_What to do_
Copy every record below exactly as written, but leave out the pictures.
*** Information shown ***
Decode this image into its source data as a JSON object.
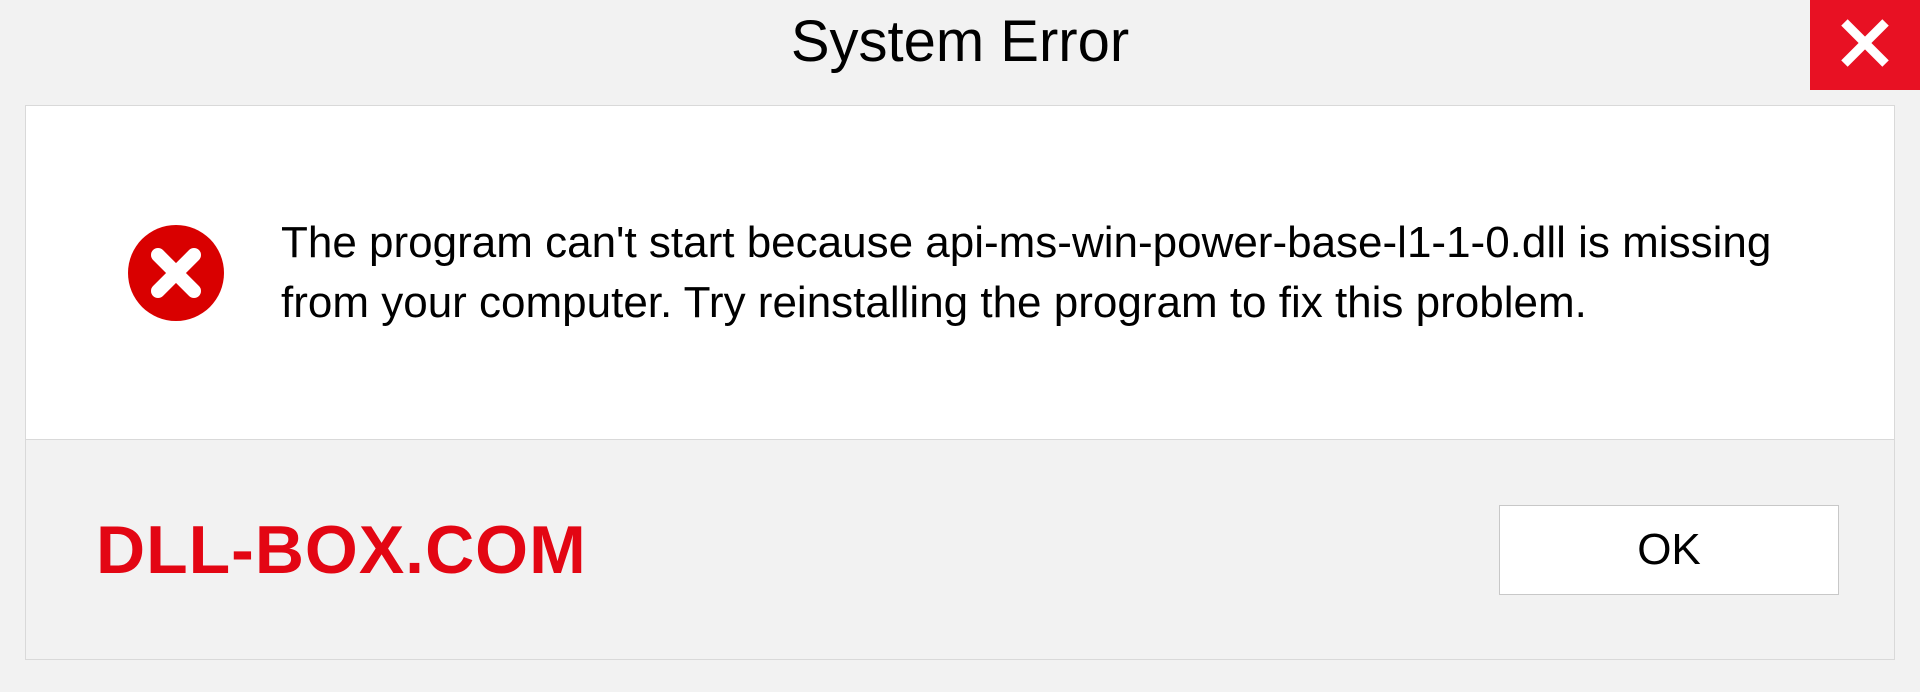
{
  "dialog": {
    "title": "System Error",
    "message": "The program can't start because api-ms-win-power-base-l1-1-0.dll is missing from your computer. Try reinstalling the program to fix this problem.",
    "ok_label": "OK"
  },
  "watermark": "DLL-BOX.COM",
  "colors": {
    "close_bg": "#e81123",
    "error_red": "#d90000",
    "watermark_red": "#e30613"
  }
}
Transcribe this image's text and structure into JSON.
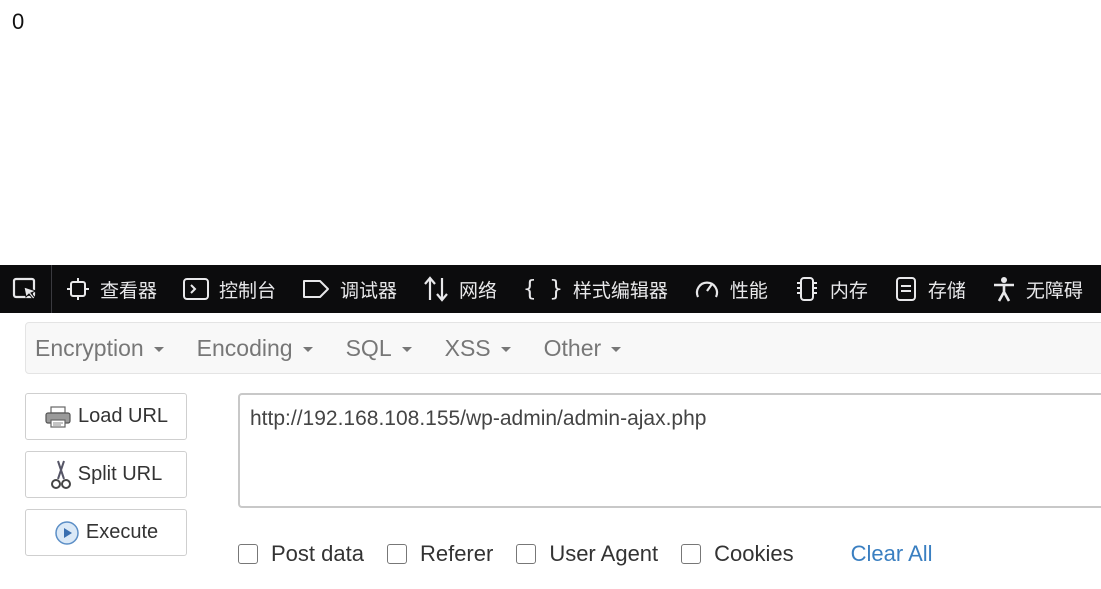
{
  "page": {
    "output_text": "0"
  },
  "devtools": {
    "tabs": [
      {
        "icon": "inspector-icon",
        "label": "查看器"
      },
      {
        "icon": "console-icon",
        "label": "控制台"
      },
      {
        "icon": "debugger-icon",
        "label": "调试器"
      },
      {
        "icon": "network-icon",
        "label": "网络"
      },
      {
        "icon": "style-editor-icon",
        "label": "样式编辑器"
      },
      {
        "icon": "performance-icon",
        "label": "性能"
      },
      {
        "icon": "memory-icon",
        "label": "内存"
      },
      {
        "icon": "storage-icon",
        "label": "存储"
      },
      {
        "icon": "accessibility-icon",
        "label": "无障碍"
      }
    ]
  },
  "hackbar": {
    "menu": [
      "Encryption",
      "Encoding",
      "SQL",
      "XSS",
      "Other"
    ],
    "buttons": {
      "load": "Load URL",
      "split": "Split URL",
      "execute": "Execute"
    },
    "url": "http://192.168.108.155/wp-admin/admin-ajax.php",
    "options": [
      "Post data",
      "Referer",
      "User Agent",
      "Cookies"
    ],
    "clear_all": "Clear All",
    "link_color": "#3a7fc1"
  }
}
***
_Response for this exercise_
Decode this image into its source data as a JSON object.
{
  "dialog": {
    "title": "System Error",
    "message": "The program can't start because api-ms-win-power-base-l1-1-0.dll is missing from your computer. Try reinstalling the program to fix this problem.",
    "ok_label": "OK"
  },
  "watermark": "DLL-BOX.COM",
  "colors": {
    "close_bg": "#e81123",
    "error_red": "#d90000",
    "watermark_red": "#e30613"
  }
}
Transcribe this image's text and structure into JSON.
{
  "page": {
    "output_text": "0"
  },
  "devtools": {
    "tabs": [
      {
        "icon": "inspector-icon",
        "label": "查看器"
      },
      {
        "icon": "console-icon",
        "label": "控制台"
      },
      {
        "icon": "debugger-icon",
        "label": "调试器"
      },
      {
        "icon": "network-icon",
        "label": "网络"
      },
      {
        "icon": "style-editor-icon",
        "label": "样式编辑器"
      },
      {
        "icon": "performance-icon",
        "label": "性能"
      },
      {
        "icon": "memory-icon",
        "label": "内存"
      },
      {
        "icon": "storage-icon",
        "label": "存储"
      },
      {
        "icon": "accessibility-icon",
        "label": "无障碍"
      }
    ]
  },
  "hackbar": {
    "menu": [
      "Encryption",
      "Encoding",
      "SQL",
      "XSS",
      "Other"
    ],
    "buttons": {
      "load": "Load URL",
      "split": "Split URL",
      "execute": "Execute"
    },
    "url": "http://192.168.108.155/wp-admin/admin-ajax.php",
    "options": [
      "Post data",
      "Referer",
      "User Agent",
      "Cookies"
    ],
    "clear_all": "Clear All",
    "link_color": "#3a7fc1"
  }
}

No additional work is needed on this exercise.